Série de tâches ▸
a) Reproduisez fidèlement le passage de l'extrait sur la sérotonine qui va de « On compare souvent » jusqu'à « système nerveux central. » inclus.
b) Poursuivez l'extrait sur la sérotonine en reprenant juste après sa dernière phrase.

Extrait du document ▸
---

On compare souvent la sérotonine à la dopamine, un autre neurotransmetteur qui a probablement de nombreuses fonctions dans le corps humain. Les scientifiques sont davantage confiants quant à ce que qu’accomplit la dopamine dans le système nerveux central.
Des études ont montré que la dopamine est impliquée dans l’addiction et dans l’apprentissage, et des preuves solides indiquent qu’elle est présente dans les circuits cérébraux qui prédisent l’importance de la récompense que l’on va recevoir. On pense également que la dopamine a une influence sur le mouvement et sur la planification orientée vers un but, mais son rôle est ici moins clair.
QUEL EST LE RÔLE DE LA SÉROTONINE DANS L’INTESTIN ?
Au fil des années, on a également prouvé que la sérotonine participe au péristaltisme de l’intestin, à ses sécrétions et à son absorption des nutriments. « La sérotonine fait beaucoup de choses dans l’intestin, mais sa fonction principale est de réguler sa contraction et sa motilité », explique Damien Keating, directeur-adjoint de l’Institut Flinchers de recherche médicale et sur la santé, en Australie.
D’après lui, plusieurs études suggèrent que la sérotonine contribue au métabolisme, et ce principalement en contrôlant la glycémie et le stockage des graisses. Des études ont également établi une corrélation positive entre taux de sérotonine et maladies de l’intestin (syndrome du côlon irritable, Covid-19).

---

Données:
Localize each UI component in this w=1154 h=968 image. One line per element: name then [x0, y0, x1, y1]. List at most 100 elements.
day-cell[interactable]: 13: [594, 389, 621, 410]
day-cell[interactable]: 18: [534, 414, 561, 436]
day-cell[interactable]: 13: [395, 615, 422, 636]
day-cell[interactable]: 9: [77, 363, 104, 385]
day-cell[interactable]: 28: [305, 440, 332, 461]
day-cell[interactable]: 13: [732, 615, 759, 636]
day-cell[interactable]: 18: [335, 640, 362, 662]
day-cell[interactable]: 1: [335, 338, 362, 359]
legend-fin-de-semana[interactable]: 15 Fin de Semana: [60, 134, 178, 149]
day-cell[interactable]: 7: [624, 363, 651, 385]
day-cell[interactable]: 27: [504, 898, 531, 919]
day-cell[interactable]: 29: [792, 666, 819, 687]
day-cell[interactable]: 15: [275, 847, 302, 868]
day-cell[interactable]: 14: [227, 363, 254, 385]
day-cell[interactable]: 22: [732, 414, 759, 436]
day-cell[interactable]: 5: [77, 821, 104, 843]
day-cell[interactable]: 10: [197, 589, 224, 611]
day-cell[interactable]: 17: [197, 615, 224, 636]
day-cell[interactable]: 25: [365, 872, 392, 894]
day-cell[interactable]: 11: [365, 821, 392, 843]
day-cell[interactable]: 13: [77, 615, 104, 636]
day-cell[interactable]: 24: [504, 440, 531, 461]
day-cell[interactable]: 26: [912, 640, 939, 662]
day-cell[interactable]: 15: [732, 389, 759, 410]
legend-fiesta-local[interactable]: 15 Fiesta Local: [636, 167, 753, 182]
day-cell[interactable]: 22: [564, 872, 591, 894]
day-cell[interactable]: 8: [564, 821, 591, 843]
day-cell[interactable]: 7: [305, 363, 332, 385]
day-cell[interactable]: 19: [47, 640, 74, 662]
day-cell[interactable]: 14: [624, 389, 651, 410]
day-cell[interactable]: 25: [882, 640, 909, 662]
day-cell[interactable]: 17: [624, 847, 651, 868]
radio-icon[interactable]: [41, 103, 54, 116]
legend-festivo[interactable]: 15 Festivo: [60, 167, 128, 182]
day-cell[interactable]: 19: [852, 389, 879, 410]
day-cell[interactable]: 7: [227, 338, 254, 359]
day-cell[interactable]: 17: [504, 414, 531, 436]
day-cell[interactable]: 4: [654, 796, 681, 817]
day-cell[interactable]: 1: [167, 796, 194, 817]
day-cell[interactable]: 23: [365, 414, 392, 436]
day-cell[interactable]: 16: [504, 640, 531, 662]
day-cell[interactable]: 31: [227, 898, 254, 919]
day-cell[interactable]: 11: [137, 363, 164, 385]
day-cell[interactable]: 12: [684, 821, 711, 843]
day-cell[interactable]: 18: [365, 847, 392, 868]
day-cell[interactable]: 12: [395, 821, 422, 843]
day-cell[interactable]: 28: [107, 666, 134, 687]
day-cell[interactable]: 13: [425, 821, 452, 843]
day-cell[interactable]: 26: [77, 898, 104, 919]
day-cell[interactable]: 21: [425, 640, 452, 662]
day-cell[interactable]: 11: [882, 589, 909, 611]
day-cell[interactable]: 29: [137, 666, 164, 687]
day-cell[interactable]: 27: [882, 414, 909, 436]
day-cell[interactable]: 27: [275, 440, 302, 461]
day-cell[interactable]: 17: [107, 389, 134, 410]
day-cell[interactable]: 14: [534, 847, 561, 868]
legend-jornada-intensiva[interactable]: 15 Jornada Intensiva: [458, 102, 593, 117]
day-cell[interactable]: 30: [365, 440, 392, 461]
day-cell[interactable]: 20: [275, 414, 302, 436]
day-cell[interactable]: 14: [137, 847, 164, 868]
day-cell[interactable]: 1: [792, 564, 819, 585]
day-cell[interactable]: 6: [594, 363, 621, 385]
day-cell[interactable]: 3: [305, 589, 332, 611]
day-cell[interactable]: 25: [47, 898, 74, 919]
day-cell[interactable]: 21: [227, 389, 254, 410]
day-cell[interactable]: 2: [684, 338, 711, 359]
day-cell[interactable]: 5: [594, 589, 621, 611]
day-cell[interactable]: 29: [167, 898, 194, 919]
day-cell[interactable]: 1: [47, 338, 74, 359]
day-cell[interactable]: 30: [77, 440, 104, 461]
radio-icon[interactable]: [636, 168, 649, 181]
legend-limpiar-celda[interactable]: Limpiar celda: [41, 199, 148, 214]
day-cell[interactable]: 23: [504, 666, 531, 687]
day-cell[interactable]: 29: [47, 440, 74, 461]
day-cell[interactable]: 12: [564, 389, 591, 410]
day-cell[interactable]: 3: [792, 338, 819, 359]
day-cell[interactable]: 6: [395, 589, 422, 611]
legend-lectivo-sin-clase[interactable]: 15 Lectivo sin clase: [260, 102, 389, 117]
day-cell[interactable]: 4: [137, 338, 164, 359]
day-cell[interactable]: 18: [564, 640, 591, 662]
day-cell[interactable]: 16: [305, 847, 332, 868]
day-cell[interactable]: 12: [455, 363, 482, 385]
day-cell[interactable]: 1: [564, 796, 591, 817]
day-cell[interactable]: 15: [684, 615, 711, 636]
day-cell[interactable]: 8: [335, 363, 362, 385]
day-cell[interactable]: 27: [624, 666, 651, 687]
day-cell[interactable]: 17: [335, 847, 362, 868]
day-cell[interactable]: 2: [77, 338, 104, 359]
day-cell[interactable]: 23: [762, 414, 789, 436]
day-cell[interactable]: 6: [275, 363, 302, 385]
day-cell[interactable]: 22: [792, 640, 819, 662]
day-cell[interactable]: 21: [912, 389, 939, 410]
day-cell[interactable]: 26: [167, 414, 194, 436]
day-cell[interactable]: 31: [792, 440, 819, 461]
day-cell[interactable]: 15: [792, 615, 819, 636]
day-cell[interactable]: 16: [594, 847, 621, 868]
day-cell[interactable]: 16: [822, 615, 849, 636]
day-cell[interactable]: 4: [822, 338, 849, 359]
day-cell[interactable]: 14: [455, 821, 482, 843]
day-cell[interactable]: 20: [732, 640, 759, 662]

---

Réponses ▸
a)
On compare souvent la sérotonine à la dopamine, un autre neurotransmetteur qui a probablement de nombreuses fonctions dans le corps humain. Les scientifiques sont davantage confiants quant à ce que qu’accomplit la dopamine dans le système nerveux central.

b)
EST-CE UNE BONNE IDÉE DE PRENDRE DES COMPLÉMENTS À BASE DE SÉROTONINE ?
Malgré l’état fort limité de nos connaissances sur la sérotonine, de nombreux compléments alimentaires prétendent pouvoir rehausser votre humeur en stimulant votre taux de sérotonine. Certains de ces compléments contiennent 5-HT et tryptophanes, deux molécules que le corps convertit en sérotonine. Mais selon Jesse Bracamonte, rien ne prouve de manière irréfutable leur efficacité.
On trouve les tryptophanes dans des aliments (de nombreux produits pour animaux, fruits à coque et légumineuses), et la plupart des individus en obtiennent largement assez par le biais de leur alimentation. Selon certains spécialistes, l’absorption de grandes quantités de tryptophane sous forme de gélule n’est pas franchement susceptible d’affecter le taux de sérotonine dans le cerveau. Certaines études établissent un lien entre un faible taux de tryptophanes et une humeur dégradée, mais seulement chez les personnes déjà atteintes de dépression ; l’effet chez les personnes en bonne santé est négligeable. En outre, ainsi que le rappelle Bryan Roth, pour parvenir au cerveau, les tryptophanes doivent franchir la barrière hémato-encéphalique et ne peuvent le faire que par petits groupes.
Pis encore, la prise de tels compléments comporte des risques. La sérotonine n’est pas bien absorbée dans l’intestin et est susceptible de s’y agglutiner et d’entraîner des contractions de l’intestin pouvant entraîner nausée et problèmes digestifs.
Un autre complément populaire est le millepertuis, une plante médicinale dont certains scientifiques pensent qu’elle pourrait jouer un rôle similaire à celui des ISRS et qu’elle pourrait être bénéfique pour les patients qui ne tolèrent pas ces derniers. Mais les études de qualité à ce sujet manquent pour pouvoir connaître son efficacité, prévient Jesse Bracamonte qui ajoute que le millepertuis pourrait également souffrir d’interactions médicamenteuses. Il est donc préférable d’en parler à votre médecin avant d’en consommer.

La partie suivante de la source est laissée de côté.